Start of Available records

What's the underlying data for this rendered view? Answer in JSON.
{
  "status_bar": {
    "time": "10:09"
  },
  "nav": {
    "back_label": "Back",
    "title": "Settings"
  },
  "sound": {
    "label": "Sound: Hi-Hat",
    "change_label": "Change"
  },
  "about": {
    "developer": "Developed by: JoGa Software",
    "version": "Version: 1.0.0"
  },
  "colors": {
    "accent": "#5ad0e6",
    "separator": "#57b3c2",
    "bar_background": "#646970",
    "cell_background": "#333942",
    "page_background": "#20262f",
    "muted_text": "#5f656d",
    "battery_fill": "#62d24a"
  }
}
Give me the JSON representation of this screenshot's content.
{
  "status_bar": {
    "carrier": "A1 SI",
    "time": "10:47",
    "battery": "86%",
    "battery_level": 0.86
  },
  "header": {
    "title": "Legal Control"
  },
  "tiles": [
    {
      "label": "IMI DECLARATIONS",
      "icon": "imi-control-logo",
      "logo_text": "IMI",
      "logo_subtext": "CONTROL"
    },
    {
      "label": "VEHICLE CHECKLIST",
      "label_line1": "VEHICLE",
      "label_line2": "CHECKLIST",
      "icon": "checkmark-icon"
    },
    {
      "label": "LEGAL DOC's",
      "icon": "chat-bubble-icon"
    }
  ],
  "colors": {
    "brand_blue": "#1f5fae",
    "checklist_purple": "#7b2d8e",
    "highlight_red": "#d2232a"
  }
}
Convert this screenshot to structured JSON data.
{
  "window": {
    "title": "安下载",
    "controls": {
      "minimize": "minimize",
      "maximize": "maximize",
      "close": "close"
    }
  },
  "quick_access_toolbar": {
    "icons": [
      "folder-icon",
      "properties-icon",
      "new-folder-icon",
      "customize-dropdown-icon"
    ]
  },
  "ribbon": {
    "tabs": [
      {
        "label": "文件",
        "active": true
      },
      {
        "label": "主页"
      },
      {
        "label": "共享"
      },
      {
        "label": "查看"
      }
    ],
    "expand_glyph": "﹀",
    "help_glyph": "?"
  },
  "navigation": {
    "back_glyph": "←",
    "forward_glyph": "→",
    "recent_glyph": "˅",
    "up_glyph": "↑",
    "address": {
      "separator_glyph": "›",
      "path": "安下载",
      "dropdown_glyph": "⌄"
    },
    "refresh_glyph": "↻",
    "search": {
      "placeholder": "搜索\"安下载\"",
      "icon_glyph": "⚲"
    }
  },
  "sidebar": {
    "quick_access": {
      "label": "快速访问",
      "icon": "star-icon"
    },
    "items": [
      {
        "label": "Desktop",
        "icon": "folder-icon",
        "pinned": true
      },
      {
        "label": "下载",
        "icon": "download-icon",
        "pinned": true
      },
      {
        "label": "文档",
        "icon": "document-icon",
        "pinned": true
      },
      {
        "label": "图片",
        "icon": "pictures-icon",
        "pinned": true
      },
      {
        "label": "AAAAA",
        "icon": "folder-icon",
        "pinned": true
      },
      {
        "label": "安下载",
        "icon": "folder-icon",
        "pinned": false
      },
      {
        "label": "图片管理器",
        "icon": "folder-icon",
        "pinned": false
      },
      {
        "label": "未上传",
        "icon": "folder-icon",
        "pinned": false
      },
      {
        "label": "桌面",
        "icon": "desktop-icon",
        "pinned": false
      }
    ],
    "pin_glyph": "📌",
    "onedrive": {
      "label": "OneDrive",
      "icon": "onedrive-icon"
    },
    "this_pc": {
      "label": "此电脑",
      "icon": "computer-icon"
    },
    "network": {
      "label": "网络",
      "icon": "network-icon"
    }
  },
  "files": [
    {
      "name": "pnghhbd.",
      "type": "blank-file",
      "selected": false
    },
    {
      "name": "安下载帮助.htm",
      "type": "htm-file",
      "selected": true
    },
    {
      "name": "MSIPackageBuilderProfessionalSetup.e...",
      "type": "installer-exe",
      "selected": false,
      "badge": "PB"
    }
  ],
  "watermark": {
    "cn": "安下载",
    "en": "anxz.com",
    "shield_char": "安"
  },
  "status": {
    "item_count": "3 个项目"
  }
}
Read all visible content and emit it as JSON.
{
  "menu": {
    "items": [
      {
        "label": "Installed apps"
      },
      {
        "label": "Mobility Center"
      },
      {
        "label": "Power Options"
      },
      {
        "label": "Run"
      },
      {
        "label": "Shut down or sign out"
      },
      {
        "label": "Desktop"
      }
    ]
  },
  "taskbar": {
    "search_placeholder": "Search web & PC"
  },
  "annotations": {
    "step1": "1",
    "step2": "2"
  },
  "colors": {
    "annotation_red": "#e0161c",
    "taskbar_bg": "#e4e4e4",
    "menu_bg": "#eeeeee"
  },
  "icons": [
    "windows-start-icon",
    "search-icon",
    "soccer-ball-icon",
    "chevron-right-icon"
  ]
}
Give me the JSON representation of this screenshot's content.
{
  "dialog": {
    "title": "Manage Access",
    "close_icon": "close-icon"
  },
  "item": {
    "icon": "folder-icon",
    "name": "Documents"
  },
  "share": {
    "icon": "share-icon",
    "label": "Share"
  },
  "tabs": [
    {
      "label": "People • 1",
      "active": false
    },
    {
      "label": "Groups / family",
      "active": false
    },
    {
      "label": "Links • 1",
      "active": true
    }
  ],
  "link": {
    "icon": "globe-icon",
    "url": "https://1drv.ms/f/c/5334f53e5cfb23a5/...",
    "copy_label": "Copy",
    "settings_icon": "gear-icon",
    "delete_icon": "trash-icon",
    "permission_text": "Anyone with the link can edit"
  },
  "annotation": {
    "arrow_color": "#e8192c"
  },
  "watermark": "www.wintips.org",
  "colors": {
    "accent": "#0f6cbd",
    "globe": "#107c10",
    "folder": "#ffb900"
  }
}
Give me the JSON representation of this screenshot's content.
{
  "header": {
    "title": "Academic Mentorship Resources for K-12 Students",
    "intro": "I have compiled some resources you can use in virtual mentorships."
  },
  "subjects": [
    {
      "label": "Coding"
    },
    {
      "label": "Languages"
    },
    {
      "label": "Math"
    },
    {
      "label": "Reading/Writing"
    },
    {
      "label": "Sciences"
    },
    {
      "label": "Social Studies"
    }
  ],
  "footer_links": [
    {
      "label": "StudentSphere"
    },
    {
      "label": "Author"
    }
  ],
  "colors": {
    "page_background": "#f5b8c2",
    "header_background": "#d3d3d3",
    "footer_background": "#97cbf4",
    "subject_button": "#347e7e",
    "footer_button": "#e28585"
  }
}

End of Available records

Reproduce each entry above exactly, keeping every word.

◆ **Completed exercise**
What's the underlying data for this rendered view? Answer in JSON.
{
  "status_bar": {
    "time": "10:09"
  },
  "nav": {
    "back_label": "Back",
    "title": "Settings"
  },
  "sound": {
    "label": "Sound: Hi-Hat",
    "change_label": "Change"
  },
  "about": {
    "developer": "Developed by: JoGa Software",
    "version": "Version: 1.0.0"
  },
  "colors": {
    "accent": "#5ad0e6",
    "separator": "#57b3c2",
    "bar_background": "#646970",
    "cell_background": "#333942",
    "page_background": "#20262f",
    "muted_text": "#5f656d",
    "battery_fill": "#62d24a"
  }
}
Give me the JSON representation of this screenshot's content.
{
  "status_bar": {
    "carrier": "A1 SI",
    "time": "10:47",
    "battery": "86%",
    "battery_level": 0.86
  },
  "header": {
    "title": "Legal Control"
  },
  "tiles": [
    {
      "label": "IMI DECLARATIONS",
      "icon": "imi-control-logo",
      "logo_text": "IMI",
      "logo_subtext": "CONTROL"
    },
    {
      "label": "VEHICLE CHECKLIST",
      "label_line1": "VEHICLE",
      "label_line2": "CHECKLIST",
      "icon": "checkmark-icon"
    },
    {
      "label": "LEGAL DOC's",
      "icon": "chat-bubble-icon"
    }
  ],
  "colors": {
    "brand_blue": "#1f5fae",
    "checklist_purple": "#7b2d8e",
    "highlight_red": "#d2232a"
  }
}
Convert this screenshot to structured JSON data.
{
  "window": {
    "title": "安下载",
    "controls": {
      "minimize": "minimize",
      "maximize": "maximize",
      "close": "close"
    }
  },
  "quick_access_toolbar": {
    "icons": [
      "folder-icon",
      "properties-icon",
      "new-folder-icon",
      "customize-dropdown-icon"
    ]
  },
  "ribbon": {
    "tabs": [
      {
        "label": "文件",
        "active": true
      },
      {
        "label": "主页"
      },
      {
        "label": "共享"
      },
      {
        "label": "查看"
      }
    ],
    "expand_glyph": "﹀",
    "help_glyph": "?"
  },
  "navigation": {
    "back_glyph": "←",
    "forward_glyph": "→",
    "recent_glyph": "˅",
    "up_glyph": "↑",
    "address": {
      "separator_glyph": "›",
      "path": "安下载",
      "dropdown_glyph": "⌄"
    },
    "refresh_glyph": "↻",
    "search": {
      "placeholder": "搜索\"安下载\"",
      "icon_glyph": "⚲"
    }
  },
  "sidebar": {
    "quick_access": {
      "label": "快速访问",
      "icon": "star-icon"
    },
    "items": [
      {
        "label": "Desktop",
        "icon": "folder-icon",
        "pinned": true
      },
      {
        "label": "下载",
        "icon": "download-icon",
        "pinned": true
      },
      {
        "label": "文档",
        "icon": "document-icon",
        "pinned": true
      },
      {
        "label": "图片",
        "icon": "pictures-icon",
        "pinned": true
      },
      {
        "label": "AAAAA",
        "icon": "folder-icon",
        "pinned": true
      },
      {
        "label": "安下载",
        "icon": "folder-icon",
        "pinned": false
      },
      {
        "label": "图片管理器",
        "icon": "folder-icon",
        "pinned": false
      },
      {
        "label": "未上传",
        "icon": "folder-icon",
        "pinned": false
      },
      {
        "label": "桌面",
        "icon": "desktop-icon",
        "pinned": false
      }
    ],
    "pin_glyph": "📌",
    "onedrive": {
      "label": "OneDrive",
      "icon": "onedrive-icon"
    },
    "this_pc": {
      "label": "此电脑",
      "icon": "computer-icon"
    },
    "network": {
      "label": "网络",
      "icon": "network-icon"
    }
  },
  "files": [
    {
      "name": "pnghhbd.",
      "type": "blank-file",
      "selected": false
    },
    {
      "name": "安下载帮助.htm",
      "type": "htm-file",
      "selected": true
    },
    {
      "name": "MSIPackageBuilderProfessionalSetup.e...",
      "type": "installer-exe",
      "selected": false,
      "badge": "PB"
    }
  ],
  "watermark": {
    "cn": "安下载",
    "en": "anxz.com",
    "shield_char": "安"
  },
  "status": {
    "item_count": "3 个项目"
  }
}
Read all visible content and emit it as JSON.
{
  "menu": {
    "items": [
      {
        "label": "Installed apps"
      },
      {
        "label": "Mobility Center"
      },
      {
        "label": "Power Options"
      },
      {
        "label": "Run"
      },
      {
        "label": "Shut down or sign out"
      },
      {
        "label": "Desktop"
      }
    ]
  },
  "taskbar": {
    "search_placeholder": "Search web & PC"
  },
  "annotations": {
    "step1": "1",
    "step2": "2"
  },
  "colors": {
    "annotation_red": "#e0161c",
    "taskbar_bg": "#e4e4e4",
    "menu_bg": "#eeeeee"
  },
  "icons": [
    "windows-start-icon",
    "search-icon",
    "soccer-ball-icon",
    "chevron-right-icon"
  ]
}
Give me the JSON representation of this screenshot's content.
{
  "dialog": {
    "title": "Manage Access",
    "close_icon": "close-icon"
  },
  "item": {
    "icon": "folder-icon",
    "name": "Documents"
  },
  "share": {
    "icon": "share-icon",
    "label": "Share"
  },
  "tabs": [
    {
      "label": "People • 1",
      "active": false
    },
    {
      "label": "Groups / family",
      "active": false
    },
    {
      "label": "Links • 1",
      "active": true
    }
  ],
  "link": {
    "icon": "globe-icon",
    "url": "https://1drv.ms/f/c/5334f53e5cfb23a5/...",
    "copy_label": "Copy",
    "settings_icon": "gear-icon",
    "delete_icon": "trash-icon",
    "permission_text": "Anyone with the link can edit"
  },
  "annotation": {
    "arrow_color": "#e8192c"
  },
  "watermark": "www.wintips.org",
  "colors": {
    "accent": "#0f6cbd",
    "globe": "#107c10",
    "folder": "#ffb900"
  }
}
Give me the JSON representation of this screenshot's content.
{
  "header": {
    "title": "Academic Mentorship Resources for K-12 Students",
    "intro": "I have compiled some resources you can use in virtual mentorships."
  },
  "subjects": [
    {
      "label": "Coding"
    },
    {
      "label": "Languages"
    },
    {
      "label": "Math"
    },
    {
      "label": "Reading/Writing"
    },
    {
      "label": "Sciences"
    },
    {
      "label": "Social Studies"
    }
  ],
  "footer_links": [
    {
      "label": "StudentSphere"
    },
    {
      "label": "Author"
    }
  ],
  "colors": {
    "page_background": "#f5b8c2",
    "header_background": "#d3d3d3",
    "footer_background": "#97cbf4",
    "subject_button": "#347e7e",
    "footer_button": "#e28585"
  }
}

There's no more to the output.